▸ What you have to do:
Exactly repeat the material, dropping only the pictures.

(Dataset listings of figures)
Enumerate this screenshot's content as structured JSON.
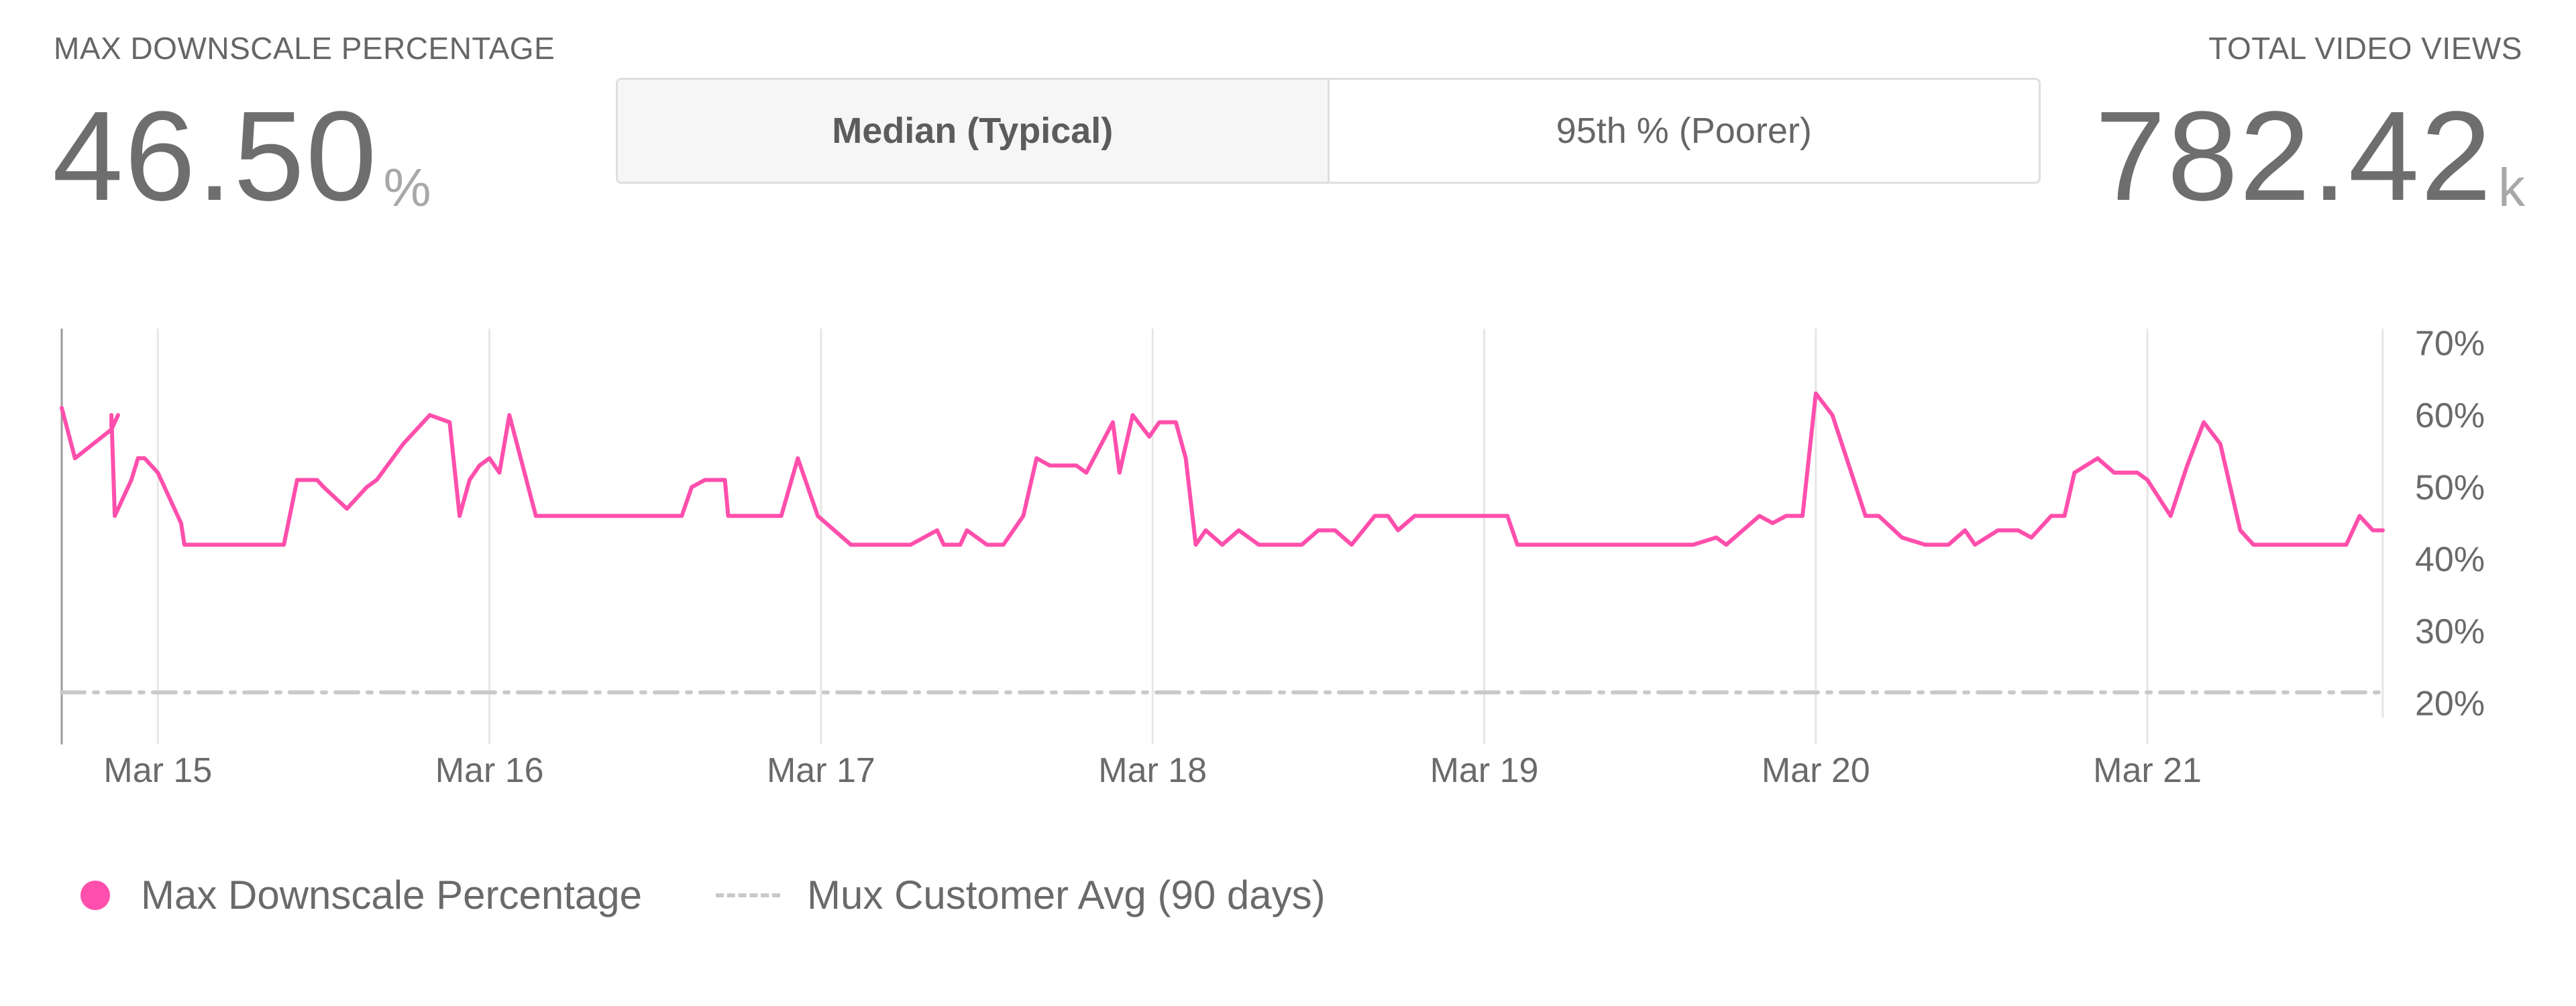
{
  "metrics": {
    "left": {
      "label": "MAX DOWNSCALE PERCENTAGE",
      "value": "46.50",
      "unit": "%"
    },
    "right": {
      "label": "TOTAL VIDEO VIEWS",
      "value": "782.42",
      "unit": "k"
    }
  },
  "toggle": {
    "options": [
      {
        "label": "Median (Typical)",
        "active": true
      },
      {
        "label": "95th % (Poorer)",
        "active": false
      }
    ]
  },
  "legend": {
    "series_label": "Max Downscale Percentage",
    "avg_label": "Mux Customer Avg (90 days)"
  },
  "colors": {
    "series": "#ff4fac",
    "avg": "#c9c9c9",
    "grid": "#e6e6e6"
  },
  "chart_data": {
    "type": "line",
    "title": "",
    "xlabel": "",
    "ylabel": "",
    "x_ticks": [
      "Mar 15",
      "Mar 16",
      "Mar 17",
      "Mar 18",
      "Mar 19",
      "Mar 20",
      "Mar 21"
    ],
    "y_ticks": [
      "70%",
      "60%",
      "50%",
      "40%",
      "30%",
      "20%"
    ],
    "ylim": [
      18,
      72
    ],
    "x_unit": "days from Mar 15",
    "xlim": [
      -0.29,
      6.71
    ],
    "grid": true,
    "legend_position": "bottom",
    "series": [
      {
        "name": "Max Downscale Percentage",
        "points": [
          [
            -0.29,
            61
          ],
          [
            -0.25,
            54
          ],
          [
            -0.14,
            58
          ],
          [
            -0.12,
            60
          ],
          [
            -0.14,
            58
          ],
          [
            -0.14,
            60
          ],
          [
            -0.13,
            46
          ],
          [
            -0.08,
            51
          ],
          [
            -0.06,
            54
          ],
          [
            -0.04,
            54
          ],
          [
            0,
            52
          ],
          [
            0.07,
            45
          ],
          [
            0.08,
            42
          ],
          [
            0.33,
            42
          ],
          [
            0.38,
            42
          ],
          [
            0.42,
            51
          ],
          [
            0.48,
            51
          ],
          [
            0.5,
            50
          ],
          [
            0.57,
            47
          ],
          [
            0.63,
            50
          ],
          [
            0.66,
            51
          ],
          [
            0.74,
            56
          ],
          [
            0.78,
            58
          ],
          [
            0.82,
            60
          ],
          [
            0.88,
            59
          ],
          [
            0.91,
            46
          ],
          [
            0.94,
            51
          ],
          [
            0.97,
            53
          ],
          [
            1.0,
            54
          ],
          [
            1.03,
            52
          ],
          [
            1.06,
            60
          ],
          [
            1.14,
            46
          ],
          [
            1.58,
            46
          ],
          [
            1.61,
            50
          ],
          [
            1.65,
            51
          ],
          [
            1.71,
            51
          ],
          [
            1.72,
            46
          ],
          [
            1.88,
            46
          ],
          [
            1.93,
            54
          ],
          [
            1.99,
            46
          ],
          [
            2.04,
            44
          ],
          [
            2.09,
            42
          ],
          [
            2.27,
            42
          ],
          [
            2.35,
            44
          ],
          [
            2.37,
            42
          ],
          [
            2.42,
            42
          ],
          [
            2.44,
            44
          ],
          [
            2.5,
            42
          ],
          [
            2.55,
            42
          ],
          [
            2.61,
            46
          ],
          [
            2.65,
            54
          ],
          [
            2.69,
            53
          ],
          [
            2.77,
            53
          ],
          [
            2.8,
            52
          ],
          [
            2.88,
            59
          ],
          [
            2.9,
            52
          ],
          [
            2.94,
            60
          ],
          [
            2.99,
            57
          ],
          [
            3.02,
            59
          ],
          [
            3.07,
            59
          ],
          [
            3.1,
            54
          ],
          [
            3.13,
            42
          ],
          [
            3.16,
            44
          ],
          [
            3.21,
            42
          ],
          [
            3.26,
            44
          ],
          [
            3.32,
            42
          ],
          [
            3.45,
            42
          ],
          [
            3.5,
            44
          ],
          [
            3.55,
            44
          ],
          [
            3.6,
            42
          ],
          [
            3.67,
            46
          ],
          [
            3.71,
            46
          ],
          [
            3.74,
            44
          ],
          [
            3.79,
            46
          ],
          [
            4.07,
            46
          ],
          [
            4.1,
            42
          ],
          [
            4.63,
            42
          ],
          [
            4.7,
            43
          ],
          [
            4.73,
            42
          ],
          [
            4.83,
            46
          ],
          [
            4.87,
            45
          ],
          [
            4.91,
            46
          ],
          [
            4.96,
            46
          ],
          [
            5.0,
            63
          ],
          [
            5.05,
            60
          ],
          [
            5.15,
            46
          ],
          [
            5.19,
            46
          ],
          [
            5.26,
            43
          ],
          [
            5.33,
            42
          ],
          [
            5.4,
            42
          ],
          [
            5.45,
            44
          ],
          [
            5.48,
            42
          ],
          [
            5.55,
            44
          ],
          [
            5.61,
            44
          ],
          [
            5.65,
            43
          ],
          [
            5.71,
            46
          ],
          [
            5.75,
            46
          ],
          [
            5.78,
            52
          ],
          [
            5.85,
            54
          ],
          [
            5.9,
            52
          ],
          [
            5.97,
            52
          ],
          [
            6.0,
            51
          ],
          [
            6.07,
            46
          ],
          [
            6.12,
            53
          ],
          [
            6.17,
            59
          ],
          [
            6.22,
            56
          ],
          [
            6.28,
            44
          ],
          [
            6.32,
            42
          ],
          [
            6.6,
            42
          ],
          [
            6.64,
            46
          ],
          [
            6.68,
            44
          ],
          [
            6.71,
            44
          ]
        ]
      },
      {
        "name": "Mux Customer Avg (90 days)",
        "dash": true,
        "points": [
          [
            -0.29,
            21.5
          ],
          [
            6.71,
            21.5
          ]
        ]
      }
    ]
  }
}
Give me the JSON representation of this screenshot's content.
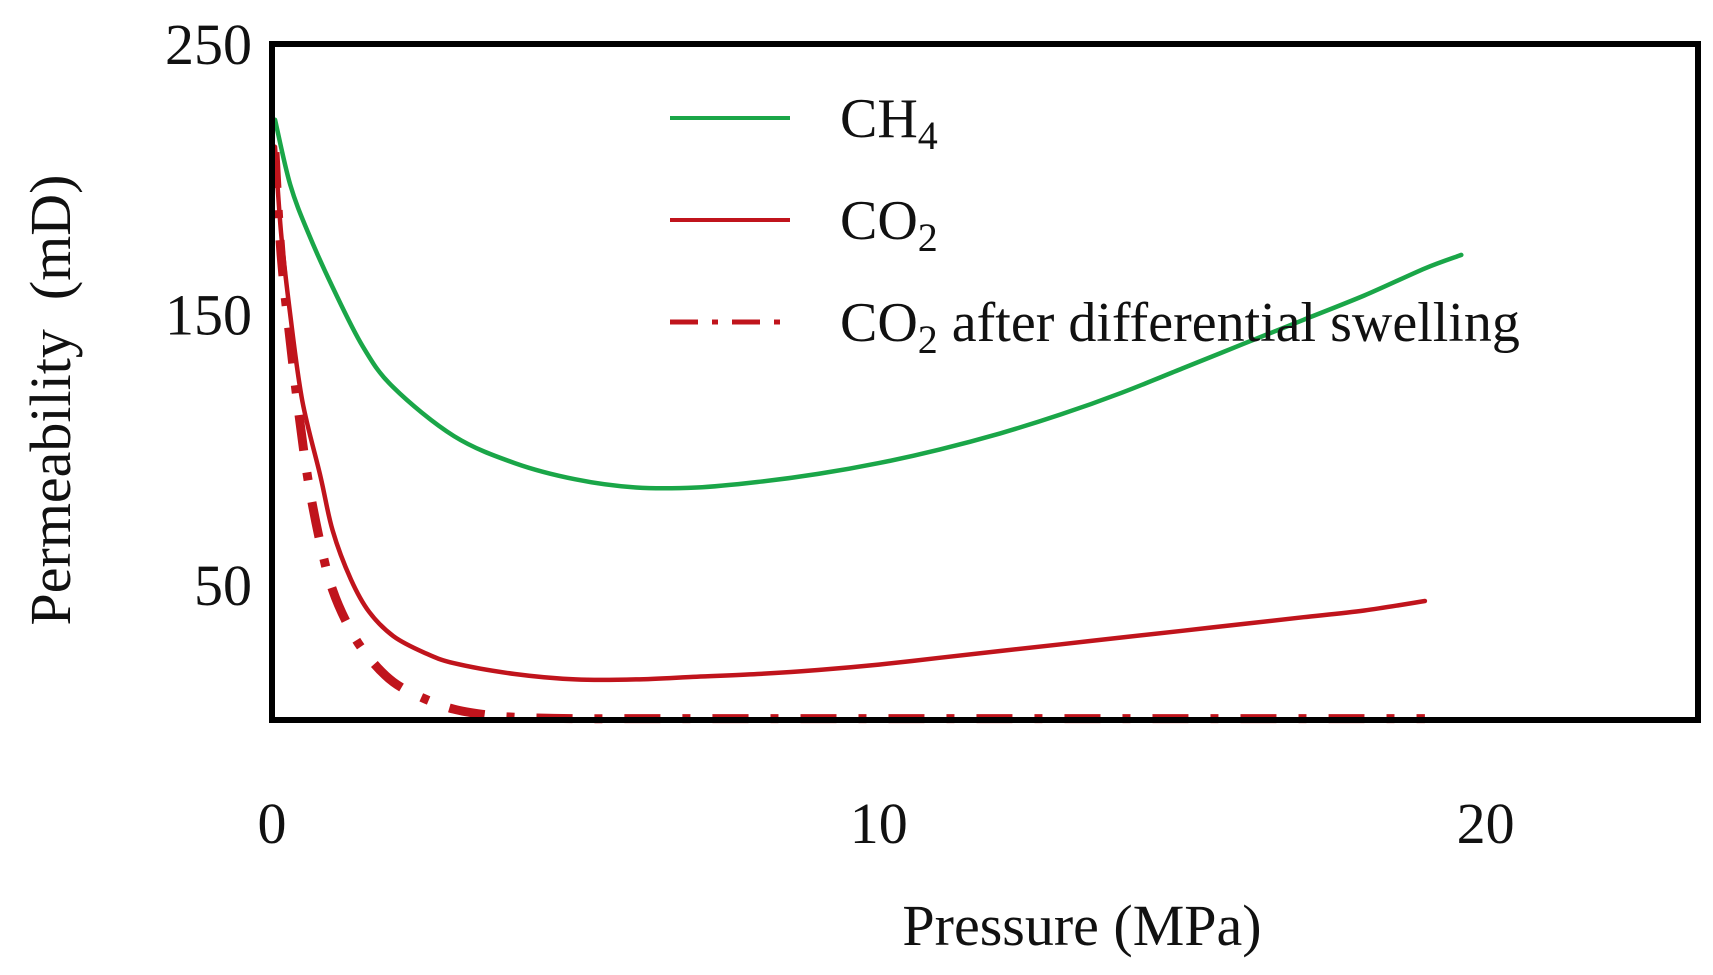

▸ Expected answer:
Enumerate this screenshot's content as structured JSON.
{
  "metrics": {
    "left": {
      "label": "MAX DOWNSCALE PERCENTAGE",
      "value": "46.50",
      "unit": "%"
    },
    "right": {
      "label": "TOTAL VIDEO VIEWS",
      "value": "782.42",
      "unit": "k"
    }
  },
  "toggle": {
    "options": [
      {
        "label": "Median (Typical)",
        "active": true
      },
      {
        "label": "95th % (Poorer)",
        "active": false
      }
    ]
  },
  "legend": {
    "series_label": "Max Downscale Percentage",
    "avg_label": "Mux Customer Avg (90 days)"
  },
  "colors": {
    "series": "#ff4fac",
    "avg": "#c9c9c9",
    "grid": "#e6e6e6"
  },
  "chart_data": {
    "type": "line",
    "title": "",
    "xlabel": "",
    "ylabel": "",
    "x_ticks": [
      "Mar 15",
      "Mar 16",
      "Mar 17",
      "Mar 18",
      "Mar 19",
      "Mar 20",
      "Mar 21"
    ],
    "y_ticks": [
      "70%",
      "60%",
      "50%",
      "40%",
      "30%",
      "20%"
    ],
    "ylim": [
      18,
      72
    ],
    "x_unit": "days from Mar 15",
    "xlim": [
      -0.29,
      6.71
    ],
    "grid": true,
    "legend_position": "bottom",
    "series": [
      {
        "name": "Max Downscale Percentage",
        "points": [
          [
            -0.29,
            61
          ],
          [
            -0.25,
            54
          ],
          [
            -0.14,
            58
          ],
          [
            -0.12,
            60
          ],
          [
            -0.14,
            58
          ],
          [
            -0.14,
            60
          ],
          [
            -0.13,
            46
          ],
          [
            -0.08,
            51
          ],
          [
            -0.06,
            54
          ],
          [
            -0.04,
            54
          ],
          [
            0,
            52
          ],
          [
            0.07,
            45
          ],
          [
            0.08,
            42
          ],
          [
            0.33,
            42
          ],
          [
            0.38,
            42
          ],
          [
            0.42,
            51
          ],
          [
            0.48,
            51
          ],
          [
            0.5,
            50
          ],
          [
            0.57,
            47
          ],
          [
            0.63,
            50
          ],
          [
            0.66,
            51
          ],
          [
            0.74,
            56
          ],
          [
            0.78,
            58
          ],
          [
            0.82,
            60
          ],
          [
            0.88,
            59
          ],
          [
            0.91,
            46
          ],
          [
            0.94,
            51
          ],
          [
            0.97,
            53
          ],
          [
            1.0,
            54
          ],
          [
            1.03,
            52
          ],
          [
            1.06,
            60
          ],
          [
            1.14,
            46
          ],
          [
            1.58,
            46
          ],
          [
            1.61,
            50
          ],
          [
            1.65,
            51
          ],
          [
            1.71,
            51
          ],
          [
            1.72,
            46
          ],
          [
            1.88,
            46
          ],
          [
            1.93,
            54
          ],
          [
            1.99,
            46
          ],
          [
            2.04,
            44
          ],
          [
            2.09,
            42
          ],
          [
            2.27,
            42
          ],
          [
            2.35,
            44
          ],
          [
            2.37,
            42
          ],
          [
            2.42,
            42
          ],
          [
            2.44,
            44
          ],
          [
            2.5,
            42
          ],
          [
            2.55,
            42
          ],
          [
            2.61,
            46
          ],
          [
            2.65,
            54
          ],
          [
            2.69,
            53
          ],
          [
            2.77,
            53
          ],
          [
            2.8,
            52
          ],
          [
            2.88,
            59
          ],
          [
            2.9,
            52
          ],
          [
            2.94,
            60
          ],
          [
            2.99,
            57
          ],
          [
            3.02,
            59
          ],
          [
            3.07,
            59
          ],
          [
            3.1,
            54
          ],
          [
            3.13,
            42
          ],
          [
            3.16,
            44
          ],
          [
            3.21,
            42
          ],
          [
            3.26,
            44
          ],
          [
            3.32,
            42
          ],
          [
            3.45,
            42
          ],
          [
            3.5,
            44
          ],
          [
            3.55,
            44
          ],
          [
            3.6,
            42
          ],
          [
            3.67,
            46
          ],
          [
            3.71,
            46
          ],
          [
            3.74,
            44
          ],
          [
            3.79,
            46
          ],
          [
            4.07,
            46
          ],
          [
            4.1,
            42
          ],
          [
            4.63,
            42
          ],
          [
            4.7,
            43
          ],
          [
            4.73,
            42
          ],
          [
            4.83,
            46
          ],
          [
            4.87,
            45
          ],
          [
            4.91,
            46
          ],
          [
            4.96,
            46
          ],
          [
            5.0,
            63
          ],
          [
            5.05,
            60
          ],
          [
            5.15,
            46
          ],
          [
            5.19,
            46
          ],
          [
            5.26,
            43
          ],
          [
            5.33,
            42
          ],
          [
            5.4,
            42
          ],
          [
            5.45,
            44
          ],
          [
            5.48,
            42
          ],
          [
            5.55,
            44
          ],
          [
            5.61,
            44
          ],
          [
            5.65,
            43
          ],
          [
            5.71,
            46
          ],
          [
            5.75,
            46
          ],
          [
            5.78,
            52
          ],
          [
            5.85,
            54
          ],
          [
            5.9,
            52
          ],
          [
            5.97,
            52
          ],
          [
            6.0,
            51
          ],
          [
            6.07,
            46
          ],
          [
            6.12,
            53
          ],
          [
            6.17,
            59
          ],
          [
            6.22,
            56
          ],
          [
            6.28,
            44
          ],
          [
            6.32,
            42
          ],
          [
            6.6,
            42
          ],
          [
            6.64,
            46
          ],
          [
            6.68,
            44
          ],
          [
            6.71,
            44
          ]
        ]
      },
      {
        "name": "Mux Customer Avg (90 days)",
        "dash": true,
        "points": [
          [
            -0.29,
            21.5
          ],
          [
            6.71,
            21.5
          ]
        ]
      }
    ]
  }
}
Give me the JSON representation of this screenshot's content.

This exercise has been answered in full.